* Dataset extract
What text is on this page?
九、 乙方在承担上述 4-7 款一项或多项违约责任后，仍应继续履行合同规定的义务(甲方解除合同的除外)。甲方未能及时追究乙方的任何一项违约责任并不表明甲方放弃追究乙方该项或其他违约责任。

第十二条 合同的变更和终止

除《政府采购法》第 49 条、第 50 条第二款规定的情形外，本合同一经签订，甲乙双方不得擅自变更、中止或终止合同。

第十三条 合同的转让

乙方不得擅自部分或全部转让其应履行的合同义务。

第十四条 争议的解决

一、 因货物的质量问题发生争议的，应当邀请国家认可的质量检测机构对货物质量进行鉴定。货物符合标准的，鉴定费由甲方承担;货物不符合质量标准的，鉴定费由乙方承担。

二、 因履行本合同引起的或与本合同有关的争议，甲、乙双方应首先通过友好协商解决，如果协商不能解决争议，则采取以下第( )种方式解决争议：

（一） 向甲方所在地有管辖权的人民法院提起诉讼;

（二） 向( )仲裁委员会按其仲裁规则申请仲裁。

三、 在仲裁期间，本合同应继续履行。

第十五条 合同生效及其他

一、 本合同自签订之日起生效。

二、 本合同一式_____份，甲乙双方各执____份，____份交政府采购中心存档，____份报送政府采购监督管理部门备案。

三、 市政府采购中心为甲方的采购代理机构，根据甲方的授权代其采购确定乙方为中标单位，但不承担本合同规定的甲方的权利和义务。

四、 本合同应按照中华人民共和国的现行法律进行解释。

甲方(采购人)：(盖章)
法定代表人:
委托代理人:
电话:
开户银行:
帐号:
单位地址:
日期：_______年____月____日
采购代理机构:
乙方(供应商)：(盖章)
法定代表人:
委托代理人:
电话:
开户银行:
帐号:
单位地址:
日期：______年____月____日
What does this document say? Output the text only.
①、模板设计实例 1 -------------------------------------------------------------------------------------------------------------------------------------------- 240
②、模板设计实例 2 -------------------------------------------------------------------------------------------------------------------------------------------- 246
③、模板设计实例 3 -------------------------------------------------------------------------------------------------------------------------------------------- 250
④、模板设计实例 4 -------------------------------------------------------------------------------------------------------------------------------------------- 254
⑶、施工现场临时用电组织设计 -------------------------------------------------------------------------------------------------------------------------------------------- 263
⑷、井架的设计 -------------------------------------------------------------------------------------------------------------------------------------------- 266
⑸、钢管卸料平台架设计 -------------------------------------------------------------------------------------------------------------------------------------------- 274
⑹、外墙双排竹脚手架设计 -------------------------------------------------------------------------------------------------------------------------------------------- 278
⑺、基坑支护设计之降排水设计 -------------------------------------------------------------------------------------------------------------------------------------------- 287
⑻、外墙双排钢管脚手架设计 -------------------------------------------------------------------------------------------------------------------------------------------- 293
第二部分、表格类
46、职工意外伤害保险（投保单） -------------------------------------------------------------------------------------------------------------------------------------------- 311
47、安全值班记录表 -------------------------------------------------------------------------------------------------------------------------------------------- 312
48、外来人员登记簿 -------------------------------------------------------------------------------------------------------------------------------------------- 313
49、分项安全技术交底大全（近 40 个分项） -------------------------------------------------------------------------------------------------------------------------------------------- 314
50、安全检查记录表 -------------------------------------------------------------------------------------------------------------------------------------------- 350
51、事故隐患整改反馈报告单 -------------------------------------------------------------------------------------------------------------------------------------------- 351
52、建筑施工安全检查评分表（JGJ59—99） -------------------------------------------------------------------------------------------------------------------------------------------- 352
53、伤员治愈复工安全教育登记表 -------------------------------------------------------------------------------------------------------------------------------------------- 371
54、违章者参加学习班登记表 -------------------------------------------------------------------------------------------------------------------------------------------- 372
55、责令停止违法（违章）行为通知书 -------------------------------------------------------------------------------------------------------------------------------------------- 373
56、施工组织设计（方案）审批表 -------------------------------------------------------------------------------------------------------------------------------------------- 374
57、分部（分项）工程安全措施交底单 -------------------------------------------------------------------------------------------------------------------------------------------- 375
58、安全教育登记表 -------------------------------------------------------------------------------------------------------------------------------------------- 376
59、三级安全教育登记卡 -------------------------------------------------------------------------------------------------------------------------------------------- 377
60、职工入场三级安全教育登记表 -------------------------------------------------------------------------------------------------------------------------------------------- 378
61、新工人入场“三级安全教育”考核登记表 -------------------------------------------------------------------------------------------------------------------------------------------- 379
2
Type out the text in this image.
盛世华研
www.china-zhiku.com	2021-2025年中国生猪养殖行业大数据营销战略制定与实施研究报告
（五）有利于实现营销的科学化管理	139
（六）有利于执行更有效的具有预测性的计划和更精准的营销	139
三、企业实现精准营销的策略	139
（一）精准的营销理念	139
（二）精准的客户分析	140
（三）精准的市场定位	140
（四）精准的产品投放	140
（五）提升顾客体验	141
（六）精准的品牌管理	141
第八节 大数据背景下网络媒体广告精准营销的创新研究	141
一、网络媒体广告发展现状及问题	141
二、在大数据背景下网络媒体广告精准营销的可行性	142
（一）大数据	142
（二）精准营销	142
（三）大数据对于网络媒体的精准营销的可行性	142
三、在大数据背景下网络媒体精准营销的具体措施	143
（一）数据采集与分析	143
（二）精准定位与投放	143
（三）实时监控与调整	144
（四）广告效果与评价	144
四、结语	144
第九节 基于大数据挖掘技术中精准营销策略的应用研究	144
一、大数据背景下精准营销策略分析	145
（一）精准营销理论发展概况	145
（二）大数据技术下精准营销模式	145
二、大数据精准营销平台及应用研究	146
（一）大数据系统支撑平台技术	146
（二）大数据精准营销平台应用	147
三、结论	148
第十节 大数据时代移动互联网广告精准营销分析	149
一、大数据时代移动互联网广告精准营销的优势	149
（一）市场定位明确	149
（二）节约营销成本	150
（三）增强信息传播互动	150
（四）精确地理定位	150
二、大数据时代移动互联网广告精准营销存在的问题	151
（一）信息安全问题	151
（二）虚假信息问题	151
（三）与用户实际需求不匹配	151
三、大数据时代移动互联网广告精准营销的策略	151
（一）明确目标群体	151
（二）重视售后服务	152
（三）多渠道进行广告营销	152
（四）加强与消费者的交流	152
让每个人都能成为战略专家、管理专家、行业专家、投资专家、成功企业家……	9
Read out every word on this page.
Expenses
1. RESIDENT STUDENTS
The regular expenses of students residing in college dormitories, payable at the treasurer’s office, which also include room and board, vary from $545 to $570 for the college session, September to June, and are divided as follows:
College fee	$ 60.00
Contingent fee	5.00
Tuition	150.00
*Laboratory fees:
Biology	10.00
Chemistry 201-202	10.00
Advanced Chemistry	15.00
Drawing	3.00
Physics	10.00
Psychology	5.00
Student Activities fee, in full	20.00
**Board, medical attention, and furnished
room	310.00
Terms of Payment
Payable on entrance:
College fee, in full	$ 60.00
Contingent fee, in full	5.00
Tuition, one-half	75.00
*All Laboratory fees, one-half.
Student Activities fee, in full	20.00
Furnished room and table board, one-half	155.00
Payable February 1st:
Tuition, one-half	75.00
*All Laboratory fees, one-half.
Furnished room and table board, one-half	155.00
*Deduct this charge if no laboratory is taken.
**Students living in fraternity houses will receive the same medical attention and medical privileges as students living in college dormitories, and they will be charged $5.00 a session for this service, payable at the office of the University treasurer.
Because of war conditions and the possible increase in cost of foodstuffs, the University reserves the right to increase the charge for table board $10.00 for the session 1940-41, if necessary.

* Exercise objective
Among the entries above, how many lines hold the string "dormitories"? Give the number by itself.

* Output
2